-- begin RECORDS FOR THIS TASK --
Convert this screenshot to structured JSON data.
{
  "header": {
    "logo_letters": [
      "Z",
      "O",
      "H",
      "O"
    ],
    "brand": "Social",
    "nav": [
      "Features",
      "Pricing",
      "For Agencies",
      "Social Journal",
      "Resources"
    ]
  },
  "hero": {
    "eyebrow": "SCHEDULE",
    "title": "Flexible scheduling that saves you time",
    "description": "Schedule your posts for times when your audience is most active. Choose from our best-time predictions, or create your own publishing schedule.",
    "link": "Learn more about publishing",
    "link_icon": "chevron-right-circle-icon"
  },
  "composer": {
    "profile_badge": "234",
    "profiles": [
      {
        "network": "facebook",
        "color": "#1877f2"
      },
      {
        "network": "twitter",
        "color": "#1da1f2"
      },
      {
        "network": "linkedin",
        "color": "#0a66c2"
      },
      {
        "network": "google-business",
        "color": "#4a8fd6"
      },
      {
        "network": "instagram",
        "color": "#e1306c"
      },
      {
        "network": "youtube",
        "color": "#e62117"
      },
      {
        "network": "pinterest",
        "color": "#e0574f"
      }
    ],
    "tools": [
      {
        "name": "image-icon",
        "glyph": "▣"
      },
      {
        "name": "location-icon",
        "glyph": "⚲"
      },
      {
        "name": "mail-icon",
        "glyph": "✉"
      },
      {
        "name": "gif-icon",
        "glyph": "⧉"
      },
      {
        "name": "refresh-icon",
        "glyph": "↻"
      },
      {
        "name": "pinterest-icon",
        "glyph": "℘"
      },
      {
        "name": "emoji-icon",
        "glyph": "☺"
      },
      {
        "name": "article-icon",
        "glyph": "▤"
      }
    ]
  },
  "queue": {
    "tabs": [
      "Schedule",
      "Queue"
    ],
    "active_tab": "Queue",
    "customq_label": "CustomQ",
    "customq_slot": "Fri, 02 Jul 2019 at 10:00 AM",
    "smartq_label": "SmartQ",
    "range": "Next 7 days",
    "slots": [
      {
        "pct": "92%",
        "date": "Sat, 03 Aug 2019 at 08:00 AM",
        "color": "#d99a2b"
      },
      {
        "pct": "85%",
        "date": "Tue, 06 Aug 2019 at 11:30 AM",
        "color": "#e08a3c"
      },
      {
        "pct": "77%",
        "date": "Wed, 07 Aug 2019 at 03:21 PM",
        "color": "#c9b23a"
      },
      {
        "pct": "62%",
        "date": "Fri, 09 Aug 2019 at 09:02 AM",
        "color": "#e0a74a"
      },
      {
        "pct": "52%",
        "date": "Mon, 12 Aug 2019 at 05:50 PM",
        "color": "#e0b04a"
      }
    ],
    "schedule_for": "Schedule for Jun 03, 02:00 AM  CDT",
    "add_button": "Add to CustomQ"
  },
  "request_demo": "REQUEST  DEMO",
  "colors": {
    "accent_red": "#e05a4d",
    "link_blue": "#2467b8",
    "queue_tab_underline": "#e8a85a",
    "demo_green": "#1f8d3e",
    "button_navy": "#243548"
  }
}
-- end RECORDS FOR THIS TASK --
TASK GOAL :: Return each full line of the entries that contains the word "network".

FULL OUTPUT ::
        "network": "facebook",
        "network": "twitter",
        "network": "linkedin",
        "network": "google-business",
        "network": "instagram",
        "network": "youtube",
        "network": "pinterest",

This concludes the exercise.